■ **WHAT TO DO**
Print all of the data exactly as written.

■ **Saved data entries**
----

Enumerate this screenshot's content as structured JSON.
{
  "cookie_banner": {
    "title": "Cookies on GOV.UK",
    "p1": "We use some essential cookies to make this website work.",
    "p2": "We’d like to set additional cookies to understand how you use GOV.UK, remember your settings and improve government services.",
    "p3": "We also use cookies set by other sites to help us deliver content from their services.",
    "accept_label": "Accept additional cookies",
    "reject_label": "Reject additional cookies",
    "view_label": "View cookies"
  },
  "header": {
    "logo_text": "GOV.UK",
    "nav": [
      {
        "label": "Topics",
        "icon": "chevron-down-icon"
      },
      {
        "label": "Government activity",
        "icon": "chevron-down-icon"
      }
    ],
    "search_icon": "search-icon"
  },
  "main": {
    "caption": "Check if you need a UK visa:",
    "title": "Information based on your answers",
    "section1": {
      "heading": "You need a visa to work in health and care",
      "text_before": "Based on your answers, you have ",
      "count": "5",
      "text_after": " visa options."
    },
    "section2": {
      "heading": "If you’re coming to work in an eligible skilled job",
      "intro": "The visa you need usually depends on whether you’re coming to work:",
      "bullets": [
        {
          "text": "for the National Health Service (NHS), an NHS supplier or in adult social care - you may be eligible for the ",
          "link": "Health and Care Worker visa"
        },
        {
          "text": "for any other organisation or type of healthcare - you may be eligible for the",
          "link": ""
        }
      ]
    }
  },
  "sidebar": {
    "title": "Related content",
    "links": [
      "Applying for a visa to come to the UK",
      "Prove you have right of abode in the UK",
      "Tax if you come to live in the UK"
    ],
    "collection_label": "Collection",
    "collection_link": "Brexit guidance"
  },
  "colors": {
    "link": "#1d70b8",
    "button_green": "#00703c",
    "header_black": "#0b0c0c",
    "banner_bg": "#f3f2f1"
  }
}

----

■ **FINAL RESULT**
Enumerate this screenshot's content as structured JSON.
{
  "cookie_banner": {
    "title": "Cookies on GOV.UK",
    "p1": "We use some essential cookies to make this website work.",
    "p2": "We’d like to set additional cookies to understand how you use GOV.UK, remember your settings and improve government services.",
    "p3": "We also use cookies set by other sites to help us deliver content from their services.",
    "accept_label": "Accept additional cookies",
    "reject_label": "Reject additional cookies",
    "view_label": "View cookies"
  },
  "header": {
    "logo_text": "GOV.UK",
    "nav": [
      {
        "label": "Topics",
        "icon": "chevron-down-icon"
      },
      {
        "label": "Government activity",
        "icon": "chevron-down-icon"
      }
    ],
    "search_icon": "search-icon"
  },
  "main": {
    "caption": "Check if you need a UK visa:",
    "title": "Information based on your answers",
    "section1": {
      "heading": "You need a visa to work in health and care",
      "text_before": "Based on your answers, you have ",
      "count": "5",
      "text_after": " visa options."
    },
    "section2": {
      "heading": "If you’re coming to work in an eligible skilled job",
      "intro": "The visa you need usually depends on whether you’re coming to work:",
      "bullets": [
        {
          "text": "for the National Health Service (NHS), an NHS supplier or in adult social care - you may be eligible for the ",
          "link": "Health and Care Worker visa"
        },
        {
          "text": "for any other organisation or type of healthcare - you may be eligible for the",
          "link": ""
        }
      ]
    }
  },
  "sidebar": {
    "title": "Related content",
    "links": [
      "Applying for a visa to come to the UK",
      "Prove you have right of abode in the UK",
      "Tax if you come to live in the UK"
    ],
    "collection_label": "Collection",
    "collection_link": "Brexit guidance"
  },
  "colors": {
    "link": "#1d70b8",
    "button_green": "#00703c",
    "header_black": "#0b0c0c",
    "banner_bg": "#f3f2f1"
  }
}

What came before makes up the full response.